Entries with figure data:
——

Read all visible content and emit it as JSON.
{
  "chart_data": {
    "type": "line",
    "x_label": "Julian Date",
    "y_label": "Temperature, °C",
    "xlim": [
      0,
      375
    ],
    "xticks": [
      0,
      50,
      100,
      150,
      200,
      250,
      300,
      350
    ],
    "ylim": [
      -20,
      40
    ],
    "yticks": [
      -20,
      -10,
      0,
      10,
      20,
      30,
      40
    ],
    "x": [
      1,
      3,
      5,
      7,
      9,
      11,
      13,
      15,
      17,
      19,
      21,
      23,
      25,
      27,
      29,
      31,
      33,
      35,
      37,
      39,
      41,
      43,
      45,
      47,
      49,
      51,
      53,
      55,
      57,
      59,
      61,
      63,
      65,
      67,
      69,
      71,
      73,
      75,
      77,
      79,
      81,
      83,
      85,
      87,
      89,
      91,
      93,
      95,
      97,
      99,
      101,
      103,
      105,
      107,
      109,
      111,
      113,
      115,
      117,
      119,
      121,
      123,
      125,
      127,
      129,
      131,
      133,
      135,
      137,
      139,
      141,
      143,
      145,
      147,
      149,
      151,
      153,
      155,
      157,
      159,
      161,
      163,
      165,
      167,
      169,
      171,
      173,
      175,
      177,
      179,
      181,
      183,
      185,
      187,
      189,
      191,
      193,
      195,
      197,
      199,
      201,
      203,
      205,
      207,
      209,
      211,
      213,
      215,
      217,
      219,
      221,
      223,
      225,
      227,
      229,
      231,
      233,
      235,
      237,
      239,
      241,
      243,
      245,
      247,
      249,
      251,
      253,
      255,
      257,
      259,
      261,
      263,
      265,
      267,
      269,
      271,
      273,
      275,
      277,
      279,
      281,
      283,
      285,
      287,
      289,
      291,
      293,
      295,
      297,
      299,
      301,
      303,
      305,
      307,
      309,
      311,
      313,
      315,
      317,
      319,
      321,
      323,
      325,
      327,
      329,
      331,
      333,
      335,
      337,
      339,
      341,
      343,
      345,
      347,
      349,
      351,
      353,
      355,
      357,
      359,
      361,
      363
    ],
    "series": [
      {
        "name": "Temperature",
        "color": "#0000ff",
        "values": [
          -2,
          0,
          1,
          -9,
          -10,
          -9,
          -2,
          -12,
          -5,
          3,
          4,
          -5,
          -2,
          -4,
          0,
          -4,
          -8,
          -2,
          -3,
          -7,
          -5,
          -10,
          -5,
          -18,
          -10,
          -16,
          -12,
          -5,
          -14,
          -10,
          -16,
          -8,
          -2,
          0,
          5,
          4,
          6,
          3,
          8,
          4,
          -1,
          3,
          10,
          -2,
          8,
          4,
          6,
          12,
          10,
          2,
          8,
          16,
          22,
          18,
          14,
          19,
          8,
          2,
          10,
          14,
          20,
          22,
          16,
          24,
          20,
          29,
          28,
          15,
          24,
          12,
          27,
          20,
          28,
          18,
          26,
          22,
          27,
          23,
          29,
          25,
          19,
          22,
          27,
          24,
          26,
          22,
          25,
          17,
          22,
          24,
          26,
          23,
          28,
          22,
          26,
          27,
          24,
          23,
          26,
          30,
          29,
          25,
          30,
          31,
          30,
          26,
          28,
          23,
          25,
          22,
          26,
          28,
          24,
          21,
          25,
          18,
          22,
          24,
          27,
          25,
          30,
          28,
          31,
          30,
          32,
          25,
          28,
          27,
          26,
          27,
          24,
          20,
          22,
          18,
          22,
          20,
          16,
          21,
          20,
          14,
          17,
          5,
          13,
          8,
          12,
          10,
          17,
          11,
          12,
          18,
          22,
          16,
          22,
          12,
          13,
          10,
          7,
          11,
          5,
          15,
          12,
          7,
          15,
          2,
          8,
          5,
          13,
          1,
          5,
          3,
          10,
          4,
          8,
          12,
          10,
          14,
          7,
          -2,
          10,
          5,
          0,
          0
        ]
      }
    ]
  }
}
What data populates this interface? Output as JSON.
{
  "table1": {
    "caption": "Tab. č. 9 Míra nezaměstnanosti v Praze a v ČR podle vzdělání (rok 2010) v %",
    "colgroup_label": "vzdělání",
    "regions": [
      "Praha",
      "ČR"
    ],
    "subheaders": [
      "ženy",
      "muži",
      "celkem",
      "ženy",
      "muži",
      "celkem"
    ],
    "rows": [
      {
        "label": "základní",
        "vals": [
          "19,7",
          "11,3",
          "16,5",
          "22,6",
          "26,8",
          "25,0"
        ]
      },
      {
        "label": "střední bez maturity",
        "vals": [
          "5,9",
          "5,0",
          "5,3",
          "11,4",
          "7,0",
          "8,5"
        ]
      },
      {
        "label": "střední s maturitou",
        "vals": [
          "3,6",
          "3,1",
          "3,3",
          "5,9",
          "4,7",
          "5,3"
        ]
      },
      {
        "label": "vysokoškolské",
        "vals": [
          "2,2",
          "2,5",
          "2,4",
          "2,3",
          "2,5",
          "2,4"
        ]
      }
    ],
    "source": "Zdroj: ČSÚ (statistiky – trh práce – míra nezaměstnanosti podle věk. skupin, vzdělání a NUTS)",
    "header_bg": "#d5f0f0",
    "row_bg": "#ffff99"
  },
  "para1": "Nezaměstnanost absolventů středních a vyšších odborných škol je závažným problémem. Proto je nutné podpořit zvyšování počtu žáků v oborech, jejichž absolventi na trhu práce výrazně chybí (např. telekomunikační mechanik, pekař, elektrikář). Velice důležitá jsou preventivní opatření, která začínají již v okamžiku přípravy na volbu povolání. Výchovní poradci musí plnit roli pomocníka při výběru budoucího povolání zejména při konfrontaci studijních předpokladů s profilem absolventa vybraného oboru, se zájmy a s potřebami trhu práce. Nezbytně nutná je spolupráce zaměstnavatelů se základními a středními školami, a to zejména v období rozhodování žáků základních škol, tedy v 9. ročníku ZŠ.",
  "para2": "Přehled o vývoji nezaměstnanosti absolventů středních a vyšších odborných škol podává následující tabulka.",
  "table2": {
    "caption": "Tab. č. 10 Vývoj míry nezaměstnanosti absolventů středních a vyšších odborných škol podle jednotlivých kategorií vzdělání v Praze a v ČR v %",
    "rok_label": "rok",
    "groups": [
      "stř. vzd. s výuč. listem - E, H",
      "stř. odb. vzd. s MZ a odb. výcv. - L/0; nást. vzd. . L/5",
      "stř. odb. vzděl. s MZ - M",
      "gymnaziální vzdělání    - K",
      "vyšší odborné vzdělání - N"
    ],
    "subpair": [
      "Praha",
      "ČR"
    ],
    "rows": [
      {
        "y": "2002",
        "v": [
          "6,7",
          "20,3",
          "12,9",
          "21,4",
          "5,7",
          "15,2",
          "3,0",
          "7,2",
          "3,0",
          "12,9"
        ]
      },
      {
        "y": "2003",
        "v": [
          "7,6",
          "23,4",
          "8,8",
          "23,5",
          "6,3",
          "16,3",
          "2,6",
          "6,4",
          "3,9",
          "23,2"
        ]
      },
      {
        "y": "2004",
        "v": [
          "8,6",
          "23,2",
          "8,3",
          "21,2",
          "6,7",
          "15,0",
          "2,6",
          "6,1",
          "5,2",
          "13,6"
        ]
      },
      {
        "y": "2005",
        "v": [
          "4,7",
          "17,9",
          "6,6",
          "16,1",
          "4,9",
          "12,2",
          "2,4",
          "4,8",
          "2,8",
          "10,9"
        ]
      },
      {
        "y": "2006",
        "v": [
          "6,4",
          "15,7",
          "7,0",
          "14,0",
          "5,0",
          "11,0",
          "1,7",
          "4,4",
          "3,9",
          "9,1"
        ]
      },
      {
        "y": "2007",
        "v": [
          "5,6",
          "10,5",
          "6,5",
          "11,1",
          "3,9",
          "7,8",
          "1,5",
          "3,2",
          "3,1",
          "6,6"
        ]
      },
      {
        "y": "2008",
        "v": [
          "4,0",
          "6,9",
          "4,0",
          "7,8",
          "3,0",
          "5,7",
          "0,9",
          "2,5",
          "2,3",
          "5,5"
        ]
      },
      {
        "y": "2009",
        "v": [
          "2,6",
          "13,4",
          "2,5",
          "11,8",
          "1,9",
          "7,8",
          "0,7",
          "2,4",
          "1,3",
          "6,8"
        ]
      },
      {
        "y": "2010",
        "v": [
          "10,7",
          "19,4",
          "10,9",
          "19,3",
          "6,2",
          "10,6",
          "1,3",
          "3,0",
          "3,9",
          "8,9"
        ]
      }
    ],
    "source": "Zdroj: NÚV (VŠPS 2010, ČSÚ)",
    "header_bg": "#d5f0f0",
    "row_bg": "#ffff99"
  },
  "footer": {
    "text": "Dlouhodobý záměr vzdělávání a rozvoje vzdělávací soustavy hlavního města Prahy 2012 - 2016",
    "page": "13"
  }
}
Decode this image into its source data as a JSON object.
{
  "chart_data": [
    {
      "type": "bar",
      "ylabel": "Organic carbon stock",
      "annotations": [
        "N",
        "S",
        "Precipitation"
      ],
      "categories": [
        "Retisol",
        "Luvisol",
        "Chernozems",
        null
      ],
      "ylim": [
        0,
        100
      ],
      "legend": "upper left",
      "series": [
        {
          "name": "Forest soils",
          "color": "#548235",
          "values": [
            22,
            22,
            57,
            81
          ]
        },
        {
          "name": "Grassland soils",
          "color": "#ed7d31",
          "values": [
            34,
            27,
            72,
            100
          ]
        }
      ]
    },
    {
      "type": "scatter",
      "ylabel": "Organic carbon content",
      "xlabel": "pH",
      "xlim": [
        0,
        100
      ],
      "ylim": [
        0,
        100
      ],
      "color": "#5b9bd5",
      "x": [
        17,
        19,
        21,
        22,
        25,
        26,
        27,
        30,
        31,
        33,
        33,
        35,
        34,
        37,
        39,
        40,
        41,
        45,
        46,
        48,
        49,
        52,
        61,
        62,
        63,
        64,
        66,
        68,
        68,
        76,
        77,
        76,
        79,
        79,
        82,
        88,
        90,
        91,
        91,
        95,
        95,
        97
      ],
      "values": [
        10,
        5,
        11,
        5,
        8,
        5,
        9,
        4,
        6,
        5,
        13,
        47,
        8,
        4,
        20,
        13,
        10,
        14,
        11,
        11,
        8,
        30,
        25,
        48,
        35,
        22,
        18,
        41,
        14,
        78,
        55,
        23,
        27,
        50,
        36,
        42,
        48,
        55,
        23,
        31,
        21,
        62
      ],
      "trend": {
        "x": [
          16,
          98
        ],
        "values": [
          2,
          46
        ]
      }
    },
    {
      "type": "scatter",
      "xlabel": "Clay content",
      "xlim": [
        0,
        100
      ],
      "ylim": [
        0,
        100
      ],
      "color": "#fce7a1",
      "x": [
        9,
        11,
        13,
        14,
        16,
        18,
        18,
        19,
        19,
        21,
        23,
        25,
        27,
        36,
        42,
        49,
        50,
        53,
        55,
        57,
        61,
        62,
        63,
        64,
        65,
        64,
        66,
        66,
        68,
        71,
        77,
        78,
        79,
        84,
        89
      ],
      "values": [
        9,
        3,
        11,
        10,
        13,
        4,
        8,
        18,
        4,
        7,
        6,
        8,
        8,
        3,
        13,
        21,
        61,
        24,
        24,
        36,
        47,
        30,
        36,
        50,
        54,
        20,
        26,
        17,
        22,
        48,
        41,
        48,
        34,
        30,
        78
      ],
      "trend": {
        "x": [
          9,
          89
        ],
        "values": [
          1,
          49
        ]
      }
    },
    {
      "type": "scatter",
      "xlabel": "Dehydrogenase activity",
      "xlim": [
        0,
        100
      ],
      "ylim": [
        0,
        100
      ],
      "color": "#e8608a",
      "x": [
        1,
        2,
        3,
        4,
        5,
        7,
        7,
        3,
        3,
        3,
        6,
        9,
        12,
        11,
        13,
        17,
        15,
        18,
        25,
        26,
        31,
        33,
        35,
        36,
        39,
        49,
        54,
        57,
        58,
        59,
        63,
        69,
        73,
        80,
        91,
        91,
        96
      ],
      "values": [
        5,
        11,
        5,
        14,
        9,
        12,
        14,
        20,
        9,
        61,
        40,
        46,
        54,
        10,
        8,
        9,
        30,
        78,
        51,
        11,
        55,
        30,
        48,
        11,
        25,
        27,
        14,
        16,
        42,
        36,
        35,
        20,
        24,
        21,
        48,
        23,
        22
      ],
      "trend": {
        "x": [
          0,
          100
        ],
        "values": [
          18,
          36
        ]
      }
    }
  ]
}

——

Problem details:
Copy out each line of the data containing the string "Organic".

Expected answer:
      "ylabel": "Organic carbon stock",
      "ylabel": "Organic carbon content",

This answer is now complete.